-- start of Data provided --
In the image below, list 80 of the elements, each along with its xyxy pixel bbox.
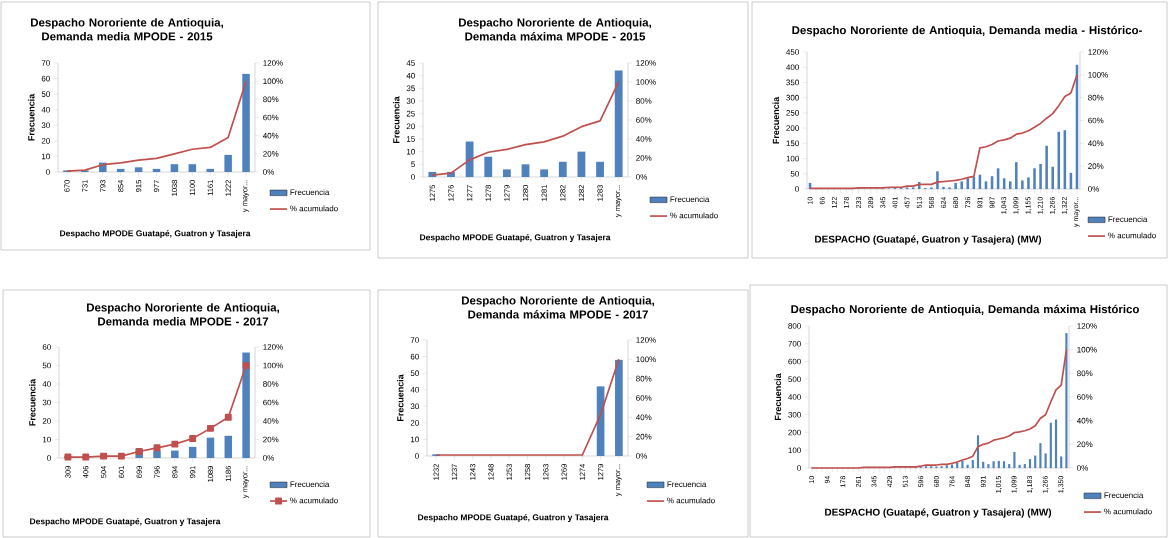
bar: [1039, 164, 1042, 189]
bar: [171, 450, 179, 458]
point: [224, 413, 232, 421]
x-axis-title: Despacho MPODE Guatapé, Guatron y Tasajera: [30, 517, 221, 526]
bar: [992, 461, 995, 468]
point: [153, 444, 161, 452]
bar: [950, 464, 954, 468]
bar: [942, 186, 945, 189]
bar: [1051, 166, 1054, 189]
bar: [224, 435, 233, 458]
bar: [961, 460, 964, 468]
bar: [134, 167, 143, 172]
chart-title: Despacho Nororiente de Antioquia, Demanda media MPODE - 2017: [87, 303, 280, 326]
bar: [936, 171, 939, 189]
bar: [188, 164, 197, 172]
bar: [242, 352, 250, 458]
bar: [465, 141, 474, 177]
bar: [206, 168, 214, 172]
bar: [997, 460, 1000, 468]
x-axis-title: Despacho MPODE Guatapé, Guatron y Tasajera: [60, 229, 251, 238]
bar: [224, 154, 232, 172]
bar: [242, 73, 250, 172]
bar: [945, 465, 948, 468]
chart-title: Despacho Nororiente de Antioquia, Demanda máxima MPODE - 2017: [462, 296, 654, 319]
point: [207, 424, 214, 432]
chart-title: Despacho Nororiente de Antioquia, Demanda media - Histórico-: [792, 25, 1142, 37]
bar: [153, 450, 161, 458]
bar: [1033, 168, 1036, 189]
y-axis-title: Frecuencia: [27, 93, 35, 141]
bar: [188, 446, 197, 458]
point: [171, 440, 179, 448]
bar: [1028, 459, 1032, 468]
chart-title: Despacho Nororiente de Antioquia, Demanda máxima Histórico: [791, 304, 1139, 316]
y-axis-title: Frecuencia: [28, 378, 36, 426]
chart-title: Despacho Nororiente de Antioquia, Demanda máxima MPODE - 2015: [459, 18, 651, 41]
bar: [1049, 422, 1052, 468]
y-axis-title: Frecuencia: [396, 374, 404, 422]
x-axis-title: Despacho MPODE Guatapé, Guatron y Tasajera: [418, 513, 609, 522]
bar: [614, 70, 623, 177]
bar: [615, 359, 623, 456]
line-series: [66, 80, 247, 172]
bar: [1039, 443, 1042, 468]
y-axis-title: Frecuencia: [772, 96, 780, 144]
x-axis-title: DESPACHO (Guatapé, Guatron y Tasajera) (MW): [825, 508, 1052, 518]
x-axis-title: Despacho MPODE Guatapé, Guatron y Tasajera: [420, 233, 611, 242]
bar: [987, 464, 990, 468]
bar: [1044, 453, 1047, 468]
bar: [1027, 177, 1030, 189]
bar: [1008, 181, 1012, 189]
bar: [1021, 180, 1024, 189]
point: [117, 452, 125, 460]
point: [82, 453, 90, 461]
chart-title: Despacho Nororiente de Antioquia, Demanda media MPODE - 2015: [31, 18, 223, 41]
bar: [116, 168, 125, 172]
bar: [971, 460, 974, 468]
bar: [1013, 452, 1016, 468]
bar: [1045, 145, 1048, 189]
bar: [558, 161, 567, 177]
point: [242, 362, 250, 369]
bar: [960, 181, 963, 189]
point: [100, 452, 108, 460]
bar: [170, 164, 179, 172]
bar: [521, 164, 530, 177]
bar: [596, 161, 604, 177]
line-series: [431, 81, 620, 176]
bar: [1065, 333, 1068, 468]
y-axis-title: Frecuencia: [392, 96, 400, 144]
bar: [502, 169, 511, 177]
point: [189, 435, 197, 443]
bar: [152, 168, 161, 172]
bar: [484, 156, 493, 177]
bar: [206, 437, 215, 458]
bar: [1002, 461, 1006, 468]
bar: [954, 182, 957, 189]
bar: [1054, 419, 1058, 468]
bar: [540, 169, 549, 177]
bar: [1015, 162, 1018, 189]
bar: [1060, 456, 1063, 468]
x-axis-title: DESPACHO (Guatapé, Guatron y Tasajera) (MW): [815, 235, 1042, 245]
y-axis-title: Frecuencia: [774, 373, 782, 421]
-- end of Data provided --
The problem>
Copy every line of the items above word for word, leaving out the picture.

Correct result>
In the image below, list 80 of the elements, each along with its xyxy pixel bbox.
bar: [1039, 164, 1042, 189]
bar: [171, 450, 179, 458]
point: [224, 413, 232, 421]
x-axis-title: Despacho MPODE Guatapé, Guatron y Tasajera: [30, 517, 221, 526]
bar: [992, 461, 995, 468]
point: [153, 444, 161, 452]
bar: [950, 464, 954, 468]
bar: [942, 186, 945, 189]
bar: [1051, 166, 1054, 189]
bar: [224, 435, 233, 458]
bar: [961, 460, 964, 468]
bar: [134, 167, 143, 172]
chart-title: Despacho Nororiente de Antioquia, Demanda media MPODE - 2017: [87, 303, 280, 326]
bar: [936, 171, 939, 189]
bar: [188, 164, 197, 172]
bar: [242, 352, 250, 458]
bar: [465, 141, 474, 177]
bar: [206, 168, 214, 172]
bar: [997, 460, 1000, 468]
x-axis-title: Despacho MPODE Guatapé, Guatron y Tasajera: [60, 229, 251, 238]
bar: [224, 154, 232, 172]
bar: [242, 73, 250, 172]
bar: [945, 465, 948, 468]
chart-title: Despacho Nororiente de Antioquia, Demanda máxima MPODE - 2017: [462, 296, 654, 319]
point: [207, 424, 214, 432]
chart-title: Despacho Nororiente de Antioquia, Demanda media - Histórico-: [792, 25, 1142, 37]
bar: [153, 450, 161, 458]
bar: [1033, 168, 1036, 189]
y-axis-title: Frecuencia: [27, 93, 35, 141]
bar: [188, 446, 197, 458]
point: [171, 440, 179, 448]
bar: [1028, 459, 1032, 468]
chart-title: Despacho Nororiente de Antioquia, Demanda máxima Histórico: [791, 304, 1139, 316]
y-axis-title: Frecuencia: [28, 378, 36, 426]
chart-title: Despacho Nororiente de Antioquia, Demanda máxima MPODE - 2015: [459, 18, 651, 41]
bar: [1049, 422, 1052, 468]
y-axis-title: Frecuencia: [396, 374, 404, 422]
x-axis-title: Despacho MPODE Guatapé, Guatron y Tasajera: [418, 513, 609, 522]
bar: [614, 70, 623, 177]
bar: [615, 359, 623, 456]
line-series: [66, 80, 247, 172]
bar: [1039, 443, 1042, 468]
y-axis-title: Frecuencia: [772, 96, 780, 144]
x-axis-title: DESPACHO (Guatapé, Guatron y Tasajera) (MW): [825, 508, 1052, 518]
x-axis-title: Despacho MPODE Guatapé, Guatron y Tasajera: [420, 233, 611, 242]
bar: [987, 464, 990, 468]
bar: [1044, 453, 1047, 468]
bar: [1027, 177, 1030, 189]
bar: [1008, 181, 1012, 189]
bar: [1021, 180, 1024, 189]
point: [117, 452, 125, 460]
point: [82, 453, 90, 461]
chart-title: Despacho Nororiente de Antioquia, Demanda media MPODE - 2015: [31, 18, 223, 41]
bar: [116, 168, 125, 172]
bar: [971, 460, 974, 468]
bar: [1013, 452, 1016, 468]
bar: [1045, 145, 1048, 189]
bar: [558, 161, 567, 177]
point: [242, 362, 250, 369]
bar: [960, 181, 963, 189]
point: [100, 452, 108, 460]
bar: [170, 164, 179, 172]
bar: [521, 164, 530, 177]
bar: [596, 161, 604, 177]
line-series: [431, 81, 620, 176]
bar: [1065, 333, 1068, 468]
y-axis-title: Frecuencia: [392, 96, 400, 144]
bar: [502, 169, 511, 177]
point: [189, 435, 197, 443]
bar: [152, 168, 161, 172]
bar: [484, 156, 493, 177]
bar: [206, 437, 215, 458]
bar: [1002, 461, 1006, 468]
bar: [954, 182, 957, 189]
bar: [1054, 419, 1058, 468]
bar: [540, 169, 549, 177]
bar: [1015, 162, 1018, 189]
bar: [1060, 456, 1063, 468]
x-axis-title: DESPACHO (Guatapé, Guatron y Tasajera) (MW): [815, 235, 1042, 245]
y-axis-title: Frecuencia: [774, 373, 782, 421]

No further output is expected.